Records from a collection of figures:
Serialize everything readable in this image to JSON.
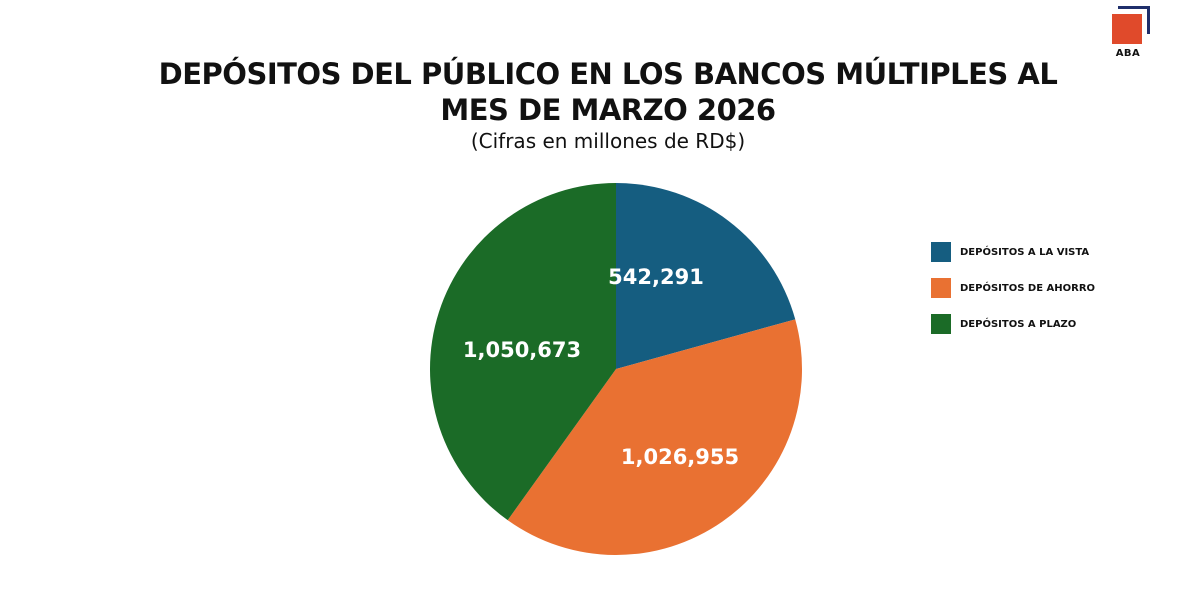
{
  "logo": {
    "text": "ABA",
    "colors": {
      "square": "#e04a2b",
      "corner": "#1f2f6b"
    }
  },
  "chart_data": {
    "type": "pie",
    "title_line1": "DEPÓSITOS DEL PÚBLICO EN LOS BANCOS MÚLTIPLES AL",
    "title_line2": "MES DE MARZO 2026",
    "subtitle": "(Cifras en millones de RD$)",
    "legend_position": "right",
    "slices": [
      {
        "label": "DEPÓSITOS A LA VISTA",
        "value": 542291,
        "display": "542,291",
        "color": "#155d80"
      },
      {
        "label": "DEPÓSITOS DE AHORRO",
        "value": 1026955,
        "display": "1,026,955",
        "color": "#e97132"
      },
      {
        "label": "DEPÓSITOS A PLAZO",
        "value": 1050673,
        "display": "1,050,673",
        "color": "#1b6b27"
      }
    ]
  }
}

— PROBLEM TO SOLVE —
Every entry above should be duplicated exactly. Do not include the images.

— TASK ANSWER —
Serialize everything readable in this image to JSON.
{
  "logo": {
    "text": "ABA",
    "colors": {
      "square": "#e04a2b",
      "corner": "#1f2f6b"
    }
  },
  "chart_data": {
    "type": "pie",
    "title_line1": "DEPÓSITOS DEL PÚBLICO EN LOS BANCOS MÚLTIPLES AL",
    "title_line2": "MES DE MARZO 2026",
    "subtitle": "(Cifras en millones de RD$)",
    "legend_position": "right",
    "slices": [
      {
        "label": "DEPÓSITOS A LA VISTA",
        "value": 542291,
        "display": "542,291",
        "color": "#155d80"
      },
      {
        "label": "DEPÓSITOS DE AHORRO",
        "value": 1026955,
        "display": "1,026,955",
        "color": "#e97132"
      },
      {
        "label": "DEPÓSITOS A PLAZO",
        "value": 1050673,
        "display": "1,050,673",
        "color": "#1b6b27"
      }
    ]
  }
}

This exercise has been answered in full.